====== Given data

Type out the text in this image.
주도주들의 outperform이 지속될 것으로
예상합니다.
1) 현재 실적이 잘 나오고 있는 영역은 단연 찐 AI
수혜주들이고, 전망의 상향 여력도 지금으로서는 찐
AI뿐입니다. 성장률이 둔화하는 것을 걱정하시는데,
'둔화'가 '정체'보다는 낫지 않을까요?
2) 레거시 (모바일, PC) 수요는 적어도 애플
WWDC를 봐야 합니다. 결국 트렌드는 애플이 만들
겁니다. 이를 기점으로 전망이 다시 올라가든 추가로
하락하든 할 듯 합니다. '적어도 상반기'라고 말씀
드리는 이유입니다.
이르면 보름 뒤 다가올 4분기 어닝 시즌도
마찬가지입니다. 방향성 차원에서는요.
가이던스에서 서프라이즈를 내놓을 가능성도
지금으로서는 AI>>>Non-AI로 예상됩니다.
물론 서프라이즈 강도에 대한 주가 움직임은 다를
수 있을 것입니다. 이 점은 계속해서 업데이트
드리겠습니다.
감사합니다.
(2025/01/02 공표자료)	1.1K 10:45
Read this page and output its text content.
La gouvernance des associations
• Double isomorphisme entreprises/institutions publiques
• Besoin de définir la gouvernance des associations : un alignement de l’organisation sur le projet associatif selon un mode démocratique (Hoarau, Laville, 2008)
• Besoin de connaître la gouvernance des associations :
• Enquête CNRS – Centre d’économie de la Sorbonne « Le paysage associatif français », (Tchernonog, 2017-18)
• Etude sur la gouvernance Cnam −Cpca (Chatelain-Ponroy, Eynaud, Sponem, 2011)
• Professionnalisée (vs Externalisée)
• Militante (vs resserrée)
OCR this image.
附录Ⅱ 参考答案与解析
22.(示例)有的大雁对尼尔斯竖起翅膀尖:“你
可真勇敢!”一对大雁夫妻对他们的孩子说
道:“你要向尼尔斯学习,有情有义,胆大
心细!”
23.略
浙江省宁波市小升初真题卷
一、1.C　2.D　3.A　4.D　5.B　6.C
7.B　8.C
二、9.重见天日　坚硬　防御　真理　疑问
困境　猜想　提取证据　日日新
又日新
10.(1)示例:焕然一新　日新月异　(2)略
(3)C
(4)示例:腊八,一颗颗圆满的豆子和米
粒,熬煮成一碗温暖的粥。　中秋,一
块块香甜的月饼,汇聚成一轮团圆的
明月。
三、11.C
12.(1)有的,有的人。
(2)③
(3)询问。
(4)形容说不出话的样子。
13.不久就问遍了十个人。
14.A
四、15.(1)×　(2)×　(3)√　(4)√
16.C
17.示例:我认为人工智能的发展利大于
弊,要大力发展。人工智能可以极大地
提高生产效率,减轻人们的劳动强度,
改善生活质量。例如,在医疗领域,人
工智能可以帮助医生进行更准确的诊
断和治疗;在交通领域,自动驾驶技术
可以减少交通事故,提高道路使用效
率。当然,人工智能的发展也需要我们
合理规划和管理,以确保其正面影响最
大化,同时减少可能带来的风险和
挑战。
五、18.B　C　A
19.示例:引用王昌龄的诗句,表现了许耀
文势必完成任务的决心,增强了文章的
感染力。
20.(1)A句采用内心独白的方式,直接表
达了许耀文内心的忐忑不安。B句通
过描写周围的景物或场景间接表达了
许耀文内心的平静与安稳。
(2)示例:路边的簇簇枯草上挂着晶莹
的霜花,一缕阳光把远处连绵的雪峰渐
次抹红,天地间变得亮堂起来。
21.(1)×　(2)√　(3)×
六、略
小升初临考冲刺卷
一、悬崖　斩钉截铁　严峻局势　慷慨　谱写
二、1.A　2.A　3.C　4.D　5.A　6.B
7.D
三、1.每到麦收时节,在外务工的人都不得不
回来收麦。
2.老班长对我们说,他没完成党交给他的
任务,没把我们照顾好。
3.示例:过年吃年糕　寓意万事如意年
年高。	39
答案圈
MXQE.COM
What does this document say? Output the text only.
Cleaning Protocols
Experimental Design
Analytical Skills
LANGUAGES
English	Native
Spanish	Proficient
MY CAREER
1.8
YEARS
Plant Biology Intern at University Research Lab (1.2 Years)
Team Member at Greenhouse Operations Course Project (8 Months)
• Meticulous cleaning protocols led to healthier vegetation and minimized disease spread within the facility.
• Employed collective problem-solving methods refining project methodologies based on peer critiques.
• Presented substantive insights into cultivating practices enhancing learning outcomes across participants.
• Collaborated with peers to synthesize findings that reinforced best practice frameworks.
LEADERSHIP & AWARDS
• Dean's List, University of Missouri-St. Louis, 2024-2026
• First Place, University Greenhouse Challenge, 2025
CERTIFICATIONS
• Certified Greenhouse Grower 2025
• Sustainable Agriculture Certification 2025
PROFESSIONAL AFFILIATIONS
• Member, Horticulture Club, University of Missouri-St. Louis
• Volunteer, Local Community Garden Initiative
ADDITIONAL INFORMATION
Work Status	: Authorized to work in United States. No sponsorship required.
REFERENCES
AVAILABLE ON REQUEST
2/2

============

**Problem:** Lines containing the word "University" must all be returned from the material above.

**Expected output:**
Plant Biology Intern at University Research Lab (1.2 Years)
• Dean's List, University of Missouri-St. Louis, 2024-2026
• First Place, University Greenhouse Challenge, 2025
• Member, Horticulture Club, University of Missouri-St. Louis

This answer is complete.